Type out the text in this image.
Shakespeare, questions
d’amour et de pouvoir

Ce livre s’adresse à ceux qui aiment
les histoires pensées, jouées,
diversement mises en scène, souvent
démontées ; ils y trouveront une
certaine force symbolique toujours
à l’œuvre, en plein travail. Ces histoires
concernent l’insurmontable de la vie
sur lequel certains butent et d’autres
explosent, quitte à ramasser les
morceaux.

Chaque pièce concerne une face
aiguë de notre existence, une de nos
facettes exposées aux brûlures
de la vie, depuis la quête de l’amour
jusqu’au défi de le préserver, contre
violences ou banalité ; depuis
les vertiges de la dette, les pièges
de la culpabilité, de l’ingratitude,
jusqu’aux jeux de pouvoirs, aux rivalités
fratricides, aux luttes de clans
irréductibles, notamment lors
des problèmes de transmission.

━━━━━━━━━━━━━━━━━━━━━━━━━━━━━━

Identify the lines in the records above that contain the word "amour", then state how many there are and nothing more.

2